[Extracted records]

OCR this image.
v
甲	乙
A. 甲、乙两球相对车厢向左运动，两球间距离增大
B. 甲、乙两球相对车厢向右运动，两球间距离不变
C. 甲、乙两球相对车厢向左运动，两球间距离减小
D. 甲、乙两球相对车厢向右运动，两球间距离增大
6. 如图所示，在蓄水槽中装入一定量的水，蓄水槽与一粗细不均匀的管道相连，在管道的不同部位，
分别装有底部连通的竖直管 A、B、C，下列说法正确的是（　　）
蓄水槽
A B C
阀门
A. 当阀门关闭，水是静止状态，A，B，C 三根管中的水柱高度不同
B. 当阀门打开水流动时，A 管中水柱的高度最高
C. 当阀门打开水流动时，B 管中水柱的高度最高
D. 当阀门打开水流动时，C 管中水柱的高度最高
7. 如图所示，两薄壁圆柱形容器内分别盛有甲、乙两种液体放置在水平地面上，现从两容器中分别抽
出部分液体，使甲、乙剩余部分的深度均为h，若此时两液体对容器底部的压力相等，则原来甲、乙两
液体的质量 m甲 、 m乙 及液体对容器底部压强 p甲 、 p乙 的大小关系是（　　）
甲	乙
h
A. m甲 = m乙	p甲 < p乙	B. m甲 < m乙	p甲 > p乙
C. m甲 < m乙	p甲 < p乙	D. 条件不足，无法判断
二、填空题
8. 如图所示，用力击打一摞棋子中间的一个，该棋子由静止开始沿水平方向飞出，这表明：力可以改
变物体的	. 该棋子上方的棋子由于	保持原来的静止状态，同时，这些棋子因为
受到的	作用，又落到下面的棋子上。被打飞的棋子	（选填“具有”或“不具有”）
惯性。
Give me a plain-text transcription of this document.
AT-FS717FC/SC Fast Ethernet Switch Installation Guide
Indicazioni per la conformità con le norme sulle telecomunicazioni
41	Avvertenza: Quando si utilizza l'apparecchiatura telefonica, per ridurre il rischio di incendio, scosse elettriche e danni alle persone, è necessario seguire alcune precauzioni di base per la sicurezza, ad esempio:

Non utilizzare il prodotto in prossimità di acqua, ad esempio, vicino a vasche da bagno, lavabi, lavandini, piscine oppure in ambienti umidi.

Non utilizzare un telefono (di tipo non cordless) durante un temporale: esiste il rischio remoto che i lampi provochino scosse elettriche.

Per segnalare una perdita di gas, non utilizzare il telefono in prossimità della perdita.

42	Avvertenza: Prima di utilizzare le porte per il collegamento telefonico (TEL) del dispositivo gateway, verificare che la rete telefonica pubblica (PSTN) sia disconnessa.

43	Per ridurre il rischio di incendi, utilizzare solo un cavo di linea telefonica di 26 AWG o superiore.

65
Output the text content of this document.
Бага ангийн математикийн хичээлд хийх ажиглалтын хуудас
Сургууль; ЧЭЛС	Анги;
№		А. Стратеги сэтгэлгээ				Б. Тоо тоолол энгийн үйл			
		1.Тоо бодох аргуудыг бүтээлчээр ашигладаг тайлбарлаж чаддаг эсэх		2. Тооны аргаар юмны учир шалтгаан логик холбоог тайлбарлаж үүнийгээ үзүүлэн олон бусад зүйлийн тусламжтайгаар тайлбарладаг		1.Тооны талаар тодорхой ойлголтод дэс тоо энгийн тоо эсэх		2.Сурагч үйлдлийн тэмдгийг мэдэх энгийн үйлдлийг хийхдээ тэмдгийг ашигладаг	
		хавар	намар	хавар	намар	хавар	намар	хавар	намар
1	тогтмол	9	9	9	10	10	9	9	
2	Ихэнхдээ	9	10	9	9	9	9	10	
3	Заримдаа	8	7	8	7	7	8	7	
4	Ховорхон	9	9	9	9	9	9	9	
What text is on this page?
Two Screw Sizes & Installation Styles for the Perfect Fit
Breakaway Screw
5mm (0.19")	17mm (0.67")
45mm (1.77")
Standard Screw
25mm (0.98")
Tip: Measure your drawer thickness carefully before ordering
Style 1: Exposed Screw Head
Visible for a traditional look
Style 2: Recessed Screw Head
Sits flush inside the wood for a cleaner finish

● GIVEN INSTRUCTION
The answer must consist solely of the number of lines in the entries that contain the word "elettriche".

● ANSWER TO THE PROBLEM
2